«Conciencia y verdad» - San Juan Pablo II (1920-2005)
El Papa Francisco ha respondido a las dudas razonablemente planteadas por varios cardenales. Sin embargo, ha utilizado para ello argumentos y teorías que San Juan Pablo II, hace ya tres décadas, había refutado de un modo puntual y clarísimo, en la luminosa encíclica Vertitatis Splendor. Transcribimos aquí sólo un fragmento de ese «hito magisterial». El texto completo del documento, cuya lectura recomendamos vivamente, podrá ser descargado al pie de la página.

DESAFÍO 1: Según el texto de referencia, ¿en qué encíclica refutó San Juan Pablo II esos argumentos y teorías?
DESAFÍO 2: Enumera todos los títulos o cargos eclesiásticos que aparecen en el texto de referencia.
DESAFÍO 3: Indica si cada afirmación coincide con el texto de referencia: (a) El Papa Francisco respondió a dudas planteadas por varios cardenales. (b) El texto de referencia reproduce la encíclica completa. (c) San Juan Pablo II había refutado esos argumentos hace unas tres décadas.

ÍTEMS PROPORCIONADOS:
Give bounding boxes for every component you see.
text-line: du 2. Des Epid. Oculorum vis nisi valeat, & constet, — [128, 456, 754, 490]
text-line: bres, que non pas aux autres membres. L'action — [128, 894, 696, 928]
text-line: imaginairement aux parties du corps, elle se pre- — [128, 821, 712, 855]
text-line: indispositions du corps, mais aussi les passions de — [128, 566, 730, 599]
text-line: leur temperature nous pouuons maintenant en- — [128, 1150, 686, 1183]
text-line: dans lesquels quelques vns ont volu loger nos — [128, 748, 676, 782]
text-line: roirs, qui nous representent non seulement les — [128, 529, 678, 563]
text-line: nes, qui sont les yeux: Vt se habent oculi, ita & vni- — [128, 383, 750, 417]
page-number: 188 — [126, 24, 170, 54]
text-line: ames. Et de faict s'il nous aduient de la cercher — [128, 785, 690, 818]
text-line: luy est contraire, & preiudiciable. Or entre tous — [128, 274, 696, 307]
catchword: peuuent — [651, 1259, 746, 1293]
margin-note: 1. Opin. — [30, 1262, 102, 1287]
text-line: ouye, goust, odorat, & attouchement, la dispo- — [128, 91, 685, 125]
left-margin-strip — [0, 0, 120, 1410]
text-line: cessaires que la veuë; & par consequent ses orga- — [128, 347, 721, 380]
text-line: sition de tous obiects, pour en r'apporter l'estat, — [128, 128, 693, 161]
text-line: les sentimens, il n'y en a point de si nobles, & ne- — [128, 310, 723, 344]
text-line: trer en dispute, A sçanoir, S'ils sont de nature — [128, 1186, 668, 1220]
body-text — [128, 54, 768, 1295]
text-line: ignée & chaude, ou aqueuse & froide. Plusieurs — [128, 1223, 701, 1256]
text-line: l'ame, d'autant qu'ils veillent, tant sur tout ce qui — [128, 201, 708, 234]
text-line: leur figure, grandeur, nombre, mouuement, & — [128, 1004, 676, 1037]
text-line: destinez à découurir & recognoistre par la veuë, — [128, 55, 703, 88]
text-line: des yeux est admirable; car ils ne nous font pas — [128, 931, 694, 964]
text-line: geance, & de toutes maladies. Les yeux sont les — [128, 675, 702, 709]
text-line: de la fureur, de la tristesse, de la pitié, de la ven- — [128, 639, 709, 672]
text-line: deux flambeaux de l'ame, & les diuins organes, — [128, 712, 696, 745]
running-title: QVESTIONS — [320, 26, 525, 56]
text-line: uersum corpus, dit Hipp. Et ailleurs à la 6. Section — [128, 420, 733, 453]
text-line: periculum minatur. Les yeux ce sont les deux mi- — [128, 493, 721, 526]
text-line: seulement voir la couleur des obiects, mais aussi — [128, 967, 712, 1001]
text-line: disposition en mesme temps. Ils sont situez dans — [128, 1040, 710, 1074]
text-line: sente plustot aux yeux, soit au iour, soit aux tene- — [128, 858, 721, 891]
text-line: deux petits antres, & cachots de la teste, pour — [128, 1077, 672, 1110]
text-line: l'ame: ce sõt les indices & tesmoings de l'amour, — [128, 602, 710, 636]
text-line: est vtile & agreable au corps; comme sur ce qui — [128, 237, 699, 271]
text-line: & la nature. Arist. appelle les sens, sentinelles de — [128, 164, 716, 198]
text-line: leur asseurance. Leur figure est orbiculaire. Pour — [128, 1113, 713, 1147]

SOLUCIÓN DEL EJERCICIO 1: En la encíclica Vertitatis Splendor.

SOLUCIÓN DEL EJERCICIO 2: San (Juan Pablo II), Papa (Francisco), cardenales.

SOLUCIÓN DEL EJERCICIO 3:
(a) Sí: «El Papa Francisco ha respondido a las dudas razonablemente planteadas por varios cardenales».
(b) No: «Transcribimos aquí sólo un fragmento de ese «hito magisterial»».
(c) Sí: «San Juan Pablo II, hace ya tres décadas, había refutado».